__Set exercise__: Without the pictures, output the records below word for word.

__Input material__:

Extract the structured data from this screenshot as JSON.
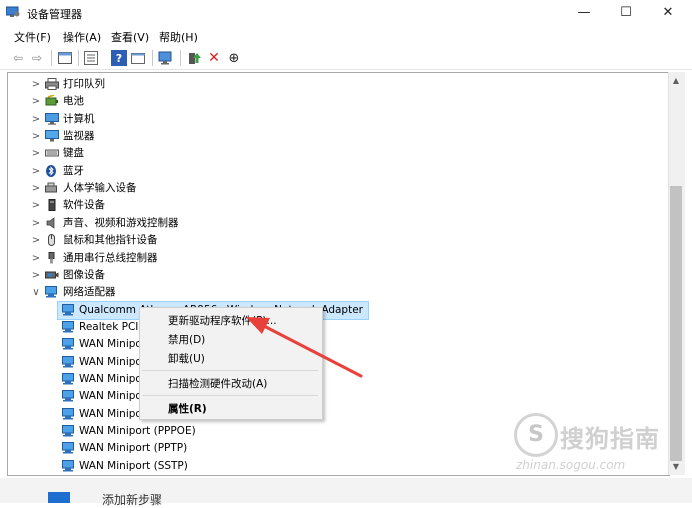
{
  "window": {
    "title": "设备管理器",
    "minimize": "—",
    "maximize": "☐",
    "close": "✕"
  },
  "menu": [
    "文件(F)",
    "操作(A)",
    "查看(V)",
    "帮助(H)"
  ],
  "toolbar": {
    "back": "⇦",
    "forward": "⇨",
    "help": "?",
    "remove": "✕",
    "download": "⊕"
  },
  "tree": {
    "categories": [
      {
        "label": "打印队列",
        "icon": "printer-icon"
      },
      {
        "label": "电池",
        "icon": "battery-icon"
      },
      {
        "label": "计算机",
        "icon": "computer-icon"
      },
      {
        "label": "监视器",
        "icon": "monitor-icon"
      },
      {
        "label": "键盘",
        "icon": "keyboard-icon"
      },
      {
        "label": "蓝牙",
        "icon": "bluetooth-icon"
      },
      {
        "label": "人体学输入设备",
        "icon": "hid-icon"
      },
      {
        "label": "软件设备",
        "icon": "software-device-icon"
      },
      {
        "label": "声音、视频和游戏控制器",
        "icon": "audio-icon"
      },
      {
        "label": "鼠标和其他指针设备",
        "icon": "mouse-icon"
      },
      {
        "label": "通用串行总线控制器",
        "icon": "usb-icon"
      },
      {
        "label": "图像设备",
        "icon": "camera-icon"
      }
    ],
    "expanded": {
      "label": "网络适配器",
      "icon": "network-adapter-icon"
    },
    "children": [
      "Qualcomm Atheros AR956x Wireless Network Adapter",
      "Realtek PCIe",
      "WAN Miniport",
      "WAN Miniport",
      "WAN Miniport",
      "WAN Miniport",
      "WAN Miniport",
      "WAN Miniport (PPPOE)",
      "WAN Miniport (PPTP)",
      "WAN Miniport (SSTP)"
    ]
  },
  "context_menu": {
    "update": "更新驱动程序软件(P)...",
    "disable": "禁用(D)",
    "uninstall": "卸载(U)",
    "scan": "扫描检测硬件改动(A)",
    "properties": "属性(R)"
  },
  "bottom": {
    "text": "添加新步骤"
  },
  "watermark": {
    "text": "搜狗指南",
    "url": "zhinan.sogou.com"
  },
  "colors": {
    "accent": "#0078d7",
    "selection": "#cce8ff",
    "arrow": "#e8403a"
  }
}
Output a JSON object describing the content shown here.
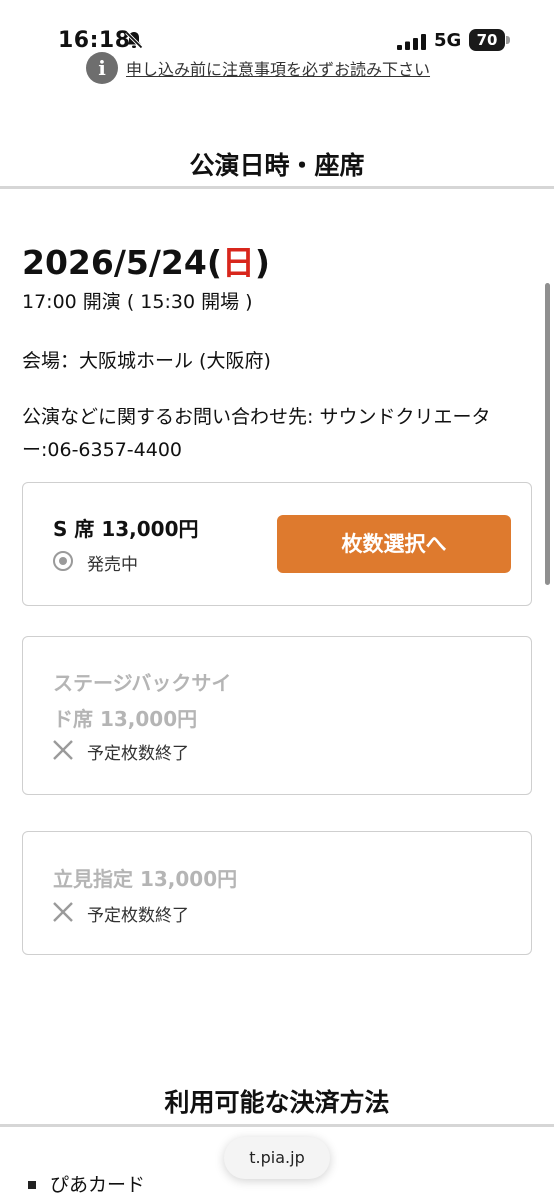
{
  "status_bar": {
    "time": "16:18",
    "network": "5G",
    "battery": "70"
  },
  "notice": {
    "icon": "i",
    "link_text": "申し込み前に注意事項を必ずお読み下さい"
  },
  "section": {
    "title": "公演日時・座席"
  },
  "performance": {
    "date_prefix": "2026/5/24(",
    "weekday": "日",
    "date_suffix": ")",
    "weekday_color": "#d8261c",
    "time_text": "17:00 開演 ( 15:30 開場 )",
    "venue_text": "会場：大阪城ホール (大阪府)",
    "contact_text": "公演などに関するお問い合わせ先: サウンドクリエーター:06-6357-4400"
  },
  "seats": [
    {
      "name": "S 席 13,000円",
      "status": "発売中",
      "status_icon": "radio-circle-icon",
      "button_label": "枚数選択へ",
      "available": true
    },
    {
      "name_line1": "ステージバックサイ",
      "name_line2": "ド席 13,000円",
      "status": "予定枚数終了",
      "status_icon": "cross-icon",
      "available": false
    },
    {
      "name": "立見指定 13,000円",
      "status": "予定枚数終了",
      "status_icon": "cross-icon",
      "available": false
    }
  ],
  "payment": {
    "title": "利用可能な決済方法",
    "items": [
      "ぴあカード"
    ]
  },
  "browser": {
    "url": "t.pia.jp"
  },
  "colors": {
    "accent": "#de7a2e",
    "sunday": "#d8261c",
    "disabled_text": "#b5b5b5"
  }
}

__Exercise response__:
Extract the structured data from this screenshot as JSON.
{
  "window": {
    "title": "设备管理器",
    "minimize": "—",
    "maximize": "☐",
    "close": "✕"
  },
  "menu": [
    "文件(F)",
    "操作(A)",
    "查看(V)",
    "帮助(H)"
  ],
  "toolbar": {
    "back": "⇦",
    "forward": "⇨",
    "help": "?",
    "remove": "✕",
    "download": "⊕"
  },
  "tree": {
    "categories": [
      {
        "label": "打印队列",
        "icon": "printer-icon"
      },
      {
        "label": "电池",
        "icon": "battery-icon"
      },
      {
        "label": "计算机",
        "icon": "computer-icon"
      },
      {
        "label": "监视器",
        "icon": "monitor-icon"
      },
      {
        "label": "键盘",
        "icon": "keyboard-icon"
      },
      {
        "label": "蓝牙",
        "icon": "bluetooth-icon"
      },
      {
        "label": "人体学输入设备",
        "icon": "hid-icon"
      },
      {
        "label": "软件设备",
        "icon": "software-device-icon"
      },
      {
        "label": "声音、视频和游戏控制器",
        "icon": "audio-icon"
      },
      {
        "label": "鼠标和其他指针设备",
        "icon": "mouse-icon"
      },
      {
        "label": "通用串行总线控制器",
        "icon": "usb-icon"
      },
      {
        "label": "图像设备",
        "icon": "camera-icon"
      }
    ],
    "expanded": {
      "label": "网络适配器",
      "icon": "network-adapter-icon"
    },
    "children": [
      "Qualcomm Atheros AR956x Wireless Network Adapter",
      "Realtek PCIe",
      "WAN Miniport",
      "WAN Miniport",
      "WAN Miniport",
      "WAN Miniport",
      "WAN Miniport",
      "WAN Miniport (PPPOE)",
      "WAN Miniport (PPTP)",
      "WAN Miniport (SSTP)"
    ]
  },
  "context_menu": {
    "update": "更新驱动程序软件(P)...",
    "disable": "禁用(D)",
    "uninstall": "卸载(U)",
    "scan": "扫描检测硬件改动(A)",
    "properties": "属性(R)"
  },
  "bottom": {
    "text": "添加新步骤"
  },
  "watermark": {
    "text": "搜狗指南",
    "url": "zhinan.sogou.com"
  },
  "colors": {
    "accent": "#0078d7",
    "selection": "#cce8ff",
    "arrow": "#e8403a"
  }
}
Output a JSON object describing the content shown here.
{
  "status_bar": {
    "time": "16:18",
    "network": "5G",
    "battery": "70"
  },
  "notice": {
    "icon": "i",
    "link_text": "申し込み前に注意事項を必ずお読み下さい"
  },
  "section": {
    "title": "公演日時・座席"
  },
  "performance": {
    "date_prefix": "2026/5/24(",
    "weekday": "日",
    "date_suffix": ")",
    "weekday_color": "#d8261c",
    "time_text": "17:00 開演 ( 15:30 開場 )",
    "venue_text": "会場：大阪城ホール (大阪府)",
    "contact_text": "公演などに関するお問い合わせ先: サウンドクリエーター:06-6357-4400"
  },
  "seats": [
    {
      "name": "S 席 13,000円",
      "status": "発売中",
      "status_icon": "radio-circle-icon",
      "button_label": "枚数選択へ",
      "available": true
    },
    {
      "name_line1": "ステージバックサイ",
      "name_line2": "ド席 13,000円",
      "status": "予定枚数終了",
      "status_icon": "cross-icon",
      "available": false
    },
    {
      "name": "立見指定 13,000円",
      "status": "予定枚数終了",
      "status_icon": "cross-icon",
      "available": false
    }
  ],
  "payment": {
    "title": "利用可能な決済方法",
    "items": [
      "ぴあカード"
    ]
  },
  "browser": {
    "url": "t.pia.jp"
  },
  "colors": {
    "accent": "#de7a2e",
    "sunday": "#d8261c",
    "disabled_text": "#b5b5b5"
  }
}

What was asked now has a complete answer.